**SHORT PROBLEM:** Consider the records below. How many of their lines include the word "title"? State the number and nothing else.
START DATA FOR THIS TASK
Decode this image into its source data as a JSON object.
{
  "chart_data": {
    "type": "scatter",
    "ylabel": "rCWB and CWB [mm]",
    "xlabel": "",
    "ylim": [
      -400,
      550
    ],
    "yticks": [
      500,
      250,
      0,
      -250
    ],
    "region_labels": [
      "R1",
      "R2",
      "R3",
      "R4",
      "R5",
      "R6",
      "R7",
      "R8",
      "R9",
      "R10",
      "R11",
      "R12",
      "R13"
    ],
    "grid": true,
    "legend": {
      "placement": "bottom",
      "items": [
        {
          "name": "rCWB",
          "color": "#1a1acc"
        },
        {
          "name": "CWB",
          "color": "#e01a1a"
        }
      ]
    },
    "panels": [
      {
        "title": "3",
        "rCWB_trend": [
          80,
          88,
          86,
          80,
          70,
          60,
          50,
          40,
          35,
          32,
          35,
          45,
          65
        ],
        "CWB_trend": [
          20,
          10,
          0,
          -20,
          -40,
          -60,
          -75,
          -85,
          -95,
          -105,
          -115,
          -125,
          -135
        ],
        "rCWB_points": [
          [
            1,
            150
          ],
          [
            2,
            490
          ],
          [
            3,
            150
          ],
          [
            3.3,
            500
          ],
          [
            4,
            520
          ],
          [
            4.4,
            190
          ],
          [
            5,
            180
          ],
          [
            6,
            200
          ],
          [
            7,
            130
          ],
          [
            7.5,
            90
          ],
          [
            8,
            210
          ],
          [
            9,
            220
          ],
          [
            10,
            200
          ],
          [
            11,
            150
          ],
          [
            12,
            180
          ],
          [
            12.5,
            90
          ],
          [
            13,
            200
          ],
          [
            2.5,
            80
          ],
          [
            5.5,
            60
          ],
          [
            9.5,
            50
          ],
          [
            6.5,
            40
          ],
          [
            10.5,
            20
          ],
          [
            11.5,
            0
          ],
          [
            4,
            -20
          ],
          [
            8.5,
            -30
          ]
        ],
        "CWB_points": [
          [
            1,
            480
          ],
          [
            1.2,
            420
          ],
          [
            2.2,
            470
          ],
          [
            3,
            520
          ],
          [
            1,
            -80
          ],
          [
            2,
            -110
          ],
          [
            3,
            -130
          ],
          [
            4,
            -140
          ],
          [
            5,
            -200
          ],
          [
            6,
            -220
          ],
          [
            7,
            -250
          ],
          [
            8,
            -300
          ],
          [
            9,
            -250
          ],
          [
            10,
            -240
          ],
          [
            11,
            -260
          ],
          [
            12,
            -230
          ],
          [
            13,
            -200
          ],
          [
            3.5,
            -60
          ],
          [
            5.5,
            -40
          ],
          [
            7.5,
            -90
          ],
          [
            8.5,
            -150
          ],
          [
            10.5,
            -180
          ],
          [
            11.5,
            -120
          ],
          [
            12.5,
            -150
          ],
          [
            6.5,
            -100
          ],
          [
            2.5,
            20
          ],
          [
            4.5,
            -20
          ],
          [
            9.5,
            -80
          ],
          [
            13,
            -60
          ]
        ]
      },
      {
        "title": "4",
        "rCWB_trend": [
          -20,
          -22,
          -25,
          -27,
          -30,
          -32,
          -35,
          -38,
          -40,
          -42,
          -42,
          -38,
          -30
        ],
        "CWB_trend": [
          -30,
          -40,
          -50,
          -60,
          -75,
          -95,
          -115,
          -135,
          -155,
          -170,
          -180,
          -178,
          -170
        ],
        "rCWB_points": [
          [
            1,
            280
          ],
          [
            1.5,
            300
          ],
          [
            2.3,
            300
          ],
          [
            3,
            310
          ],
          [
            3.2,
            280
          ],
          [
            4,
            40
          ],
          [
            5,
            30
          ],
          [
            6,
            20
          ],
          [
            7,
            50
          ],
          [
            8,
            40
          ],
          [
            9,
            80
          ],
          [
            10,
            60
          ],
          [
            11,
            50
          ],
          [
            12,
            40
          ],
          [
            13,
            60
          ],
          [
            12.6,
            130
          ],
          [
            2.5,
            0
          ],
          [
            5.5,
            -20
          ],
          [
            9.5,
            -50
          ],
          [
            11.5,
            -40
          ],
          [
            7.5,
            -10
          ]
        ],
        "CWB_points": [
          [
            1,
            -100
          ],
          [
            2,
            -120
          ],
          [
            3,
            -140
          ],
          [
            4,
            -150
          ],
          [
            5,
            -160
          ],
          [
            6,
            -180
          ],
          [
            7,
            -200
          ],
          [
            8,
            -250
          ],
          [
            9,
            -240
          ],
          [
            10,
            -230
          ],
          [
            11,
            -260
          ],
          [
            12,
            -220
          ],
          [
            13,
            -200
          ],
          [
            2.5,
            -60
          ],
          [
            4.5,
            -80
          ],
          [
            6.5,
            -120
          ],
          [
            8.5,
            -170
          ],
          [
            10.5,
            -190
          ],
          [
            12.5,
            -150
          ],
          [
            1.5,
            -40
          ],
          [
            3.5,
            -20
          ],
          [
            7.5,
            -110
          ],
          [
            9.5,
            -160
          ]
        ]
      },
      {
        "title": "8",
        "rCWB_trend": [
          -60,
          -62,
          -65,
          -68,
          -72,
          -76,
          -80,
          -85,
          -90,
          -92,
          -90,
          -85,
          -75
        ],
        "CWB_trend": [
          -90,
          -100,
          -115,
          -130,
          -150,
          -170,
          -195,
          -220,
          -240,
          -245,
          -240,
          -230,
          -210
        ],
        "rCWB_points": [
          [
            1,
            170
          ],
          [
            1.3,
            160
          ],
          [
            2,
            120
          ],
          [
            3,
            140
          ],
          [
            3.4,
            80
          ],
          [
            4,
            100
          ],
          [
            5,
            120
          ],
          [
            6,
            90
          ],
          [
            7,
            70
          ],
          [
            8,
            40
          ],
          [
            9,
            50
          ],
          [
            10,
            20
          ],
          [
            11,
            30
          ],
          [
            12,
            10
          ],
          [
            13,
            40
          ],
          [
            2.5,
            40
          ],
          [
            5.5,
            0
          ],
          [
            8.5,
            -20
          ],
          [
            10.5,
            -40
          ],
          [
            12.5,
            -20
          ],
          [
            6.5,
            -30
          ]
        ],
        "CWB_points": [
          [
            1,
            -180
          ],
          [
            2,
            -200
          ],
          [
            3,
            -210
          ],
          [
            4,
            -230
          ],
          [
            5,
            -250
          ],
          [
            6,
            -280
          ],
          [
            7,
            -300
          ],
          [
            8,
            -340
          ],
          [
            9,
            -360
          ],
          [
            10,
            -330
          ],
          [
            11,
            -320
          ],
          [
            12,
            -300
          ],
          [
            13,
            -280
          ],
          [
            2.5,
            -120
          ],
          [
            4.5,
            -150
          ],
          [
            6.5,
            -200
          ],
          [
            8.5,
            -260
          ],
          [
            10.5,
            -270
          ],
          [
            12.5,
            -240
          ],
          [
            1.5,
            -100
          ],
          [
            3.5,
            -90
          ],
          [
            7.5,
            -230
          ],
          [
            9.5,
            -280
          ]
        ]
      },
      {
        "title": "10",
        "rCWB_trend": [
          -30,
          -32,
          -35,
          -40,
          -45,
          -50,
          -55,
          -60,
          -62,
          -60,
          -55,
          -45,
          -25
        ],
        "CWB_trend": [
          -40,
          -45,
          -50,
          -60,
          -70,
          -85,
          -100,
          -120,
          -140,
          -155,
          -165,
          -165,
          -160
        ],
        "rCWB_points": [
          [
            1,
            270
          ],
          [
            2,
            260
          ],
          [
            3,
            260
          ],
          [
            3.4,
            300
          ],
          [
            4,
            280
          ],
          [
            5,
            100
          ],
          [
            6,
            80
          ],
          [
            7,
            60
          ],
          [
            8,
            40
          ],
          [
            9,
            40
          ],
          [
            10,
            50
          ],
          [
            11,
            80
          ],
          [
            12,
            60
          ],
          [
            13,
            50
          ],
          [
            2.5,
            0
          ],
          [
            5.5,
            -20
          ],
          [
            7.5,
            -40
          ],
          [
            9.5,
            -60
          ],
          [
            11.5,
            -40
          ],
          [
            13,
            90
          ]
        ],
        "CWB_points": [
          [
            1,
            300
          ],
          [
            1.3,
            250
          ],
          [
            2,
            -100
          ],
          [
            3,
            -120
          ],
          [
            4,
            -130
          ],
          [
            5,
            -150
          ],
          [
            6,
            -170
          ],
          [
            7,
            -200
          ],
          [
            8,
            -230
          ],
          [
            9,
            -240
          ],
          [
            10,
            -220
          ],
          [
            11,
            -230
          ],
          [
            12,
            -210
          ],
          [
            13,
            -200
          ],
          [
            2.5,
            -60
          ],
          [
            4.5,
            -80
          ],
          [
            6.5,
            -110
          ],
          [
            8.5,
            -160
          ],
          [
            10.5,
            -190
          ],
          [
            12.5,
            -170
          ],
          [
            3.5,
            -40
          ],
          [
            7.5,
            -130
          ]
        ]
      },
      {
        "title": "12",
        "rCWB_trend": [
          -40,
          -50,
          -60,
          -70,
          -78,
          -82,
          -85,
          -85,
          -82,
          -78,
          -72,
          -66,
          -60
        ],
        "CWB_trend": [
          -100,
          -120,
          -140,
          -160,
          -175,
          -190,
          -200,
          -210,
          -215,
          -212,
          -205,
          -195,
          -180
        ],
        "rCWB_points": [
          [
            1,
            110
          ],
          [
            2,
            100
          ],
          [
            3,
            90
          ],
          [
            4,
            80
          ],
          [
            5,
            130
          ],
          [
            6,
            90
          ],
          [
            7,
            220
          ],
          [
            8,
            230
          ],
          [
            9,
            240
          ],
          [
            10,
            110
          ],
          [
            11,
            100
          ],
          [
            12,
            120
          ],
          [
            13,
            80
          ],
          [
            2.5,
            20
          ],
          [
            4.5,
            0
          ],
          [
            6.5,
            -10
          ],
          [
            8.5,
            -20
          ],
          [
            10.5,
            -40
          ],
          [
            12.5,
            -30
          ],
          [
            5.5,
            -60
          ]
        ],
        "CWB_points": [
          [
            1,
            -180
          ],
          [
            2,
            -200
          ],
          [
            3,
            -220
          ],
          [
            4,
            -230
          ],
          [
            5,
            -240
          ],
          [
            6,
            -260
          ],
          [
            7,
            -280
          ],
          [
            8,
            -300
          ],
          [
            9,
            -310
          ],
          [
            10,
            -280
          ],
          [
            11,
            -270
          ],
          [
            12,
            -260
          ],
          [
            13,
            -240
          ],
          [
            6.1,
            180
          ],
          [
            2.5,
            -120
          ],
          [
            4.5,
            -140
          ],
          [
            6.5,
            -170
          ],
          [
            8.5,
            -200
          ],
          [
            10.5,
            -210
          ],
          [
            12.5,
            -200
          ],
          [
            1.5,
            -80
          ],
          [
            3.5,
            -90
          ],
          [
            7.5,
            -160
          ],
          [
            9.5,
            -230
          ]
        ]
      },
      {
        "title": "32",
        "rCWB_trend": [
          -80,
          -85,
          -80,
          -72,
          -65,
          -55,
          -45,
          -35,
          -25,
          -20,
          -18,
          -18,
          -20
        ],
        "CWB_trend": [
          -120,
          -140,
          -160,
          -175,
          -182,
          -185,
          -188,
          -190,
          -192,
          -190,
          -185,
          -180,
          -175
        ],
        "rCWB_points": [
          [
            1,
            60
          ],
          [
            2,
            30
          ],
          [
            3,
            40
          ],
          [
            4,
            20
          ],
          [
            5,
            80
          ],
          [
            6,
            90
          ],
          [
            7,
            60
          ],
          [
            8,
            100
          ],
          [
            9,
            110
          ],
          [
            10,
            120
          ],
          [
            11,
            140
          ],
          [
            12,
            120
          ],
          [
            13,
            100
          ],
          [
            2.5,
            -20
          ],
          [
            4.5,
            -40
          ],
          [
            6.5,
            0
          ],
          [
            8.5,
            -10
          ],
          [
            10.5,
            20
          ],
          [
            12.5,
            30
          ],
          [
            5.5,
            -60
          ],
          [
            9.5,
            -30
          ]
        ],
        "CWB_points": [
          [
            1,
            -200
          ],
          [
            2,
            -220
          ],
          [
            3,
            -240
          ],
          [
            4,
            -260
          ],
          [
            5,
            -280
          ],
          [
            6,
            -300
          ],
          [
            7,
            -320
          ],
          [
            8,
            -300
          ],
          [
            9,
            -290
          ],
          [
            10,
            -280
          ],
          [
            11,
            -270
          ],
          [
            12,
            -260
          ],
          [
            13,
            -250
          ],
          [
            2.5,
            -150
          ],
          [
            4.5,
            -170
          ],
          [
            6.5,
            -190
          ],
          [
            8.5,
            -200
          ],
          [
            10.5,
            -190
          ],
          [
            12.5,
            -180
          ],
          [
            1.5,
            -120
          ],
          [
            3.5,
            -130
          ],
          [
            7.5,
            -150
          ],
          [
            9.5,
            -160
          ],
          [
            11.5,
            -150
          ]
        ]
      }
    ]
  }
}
END DATA FOR THIS TASK
**EXERCISE OUTPUT:** 6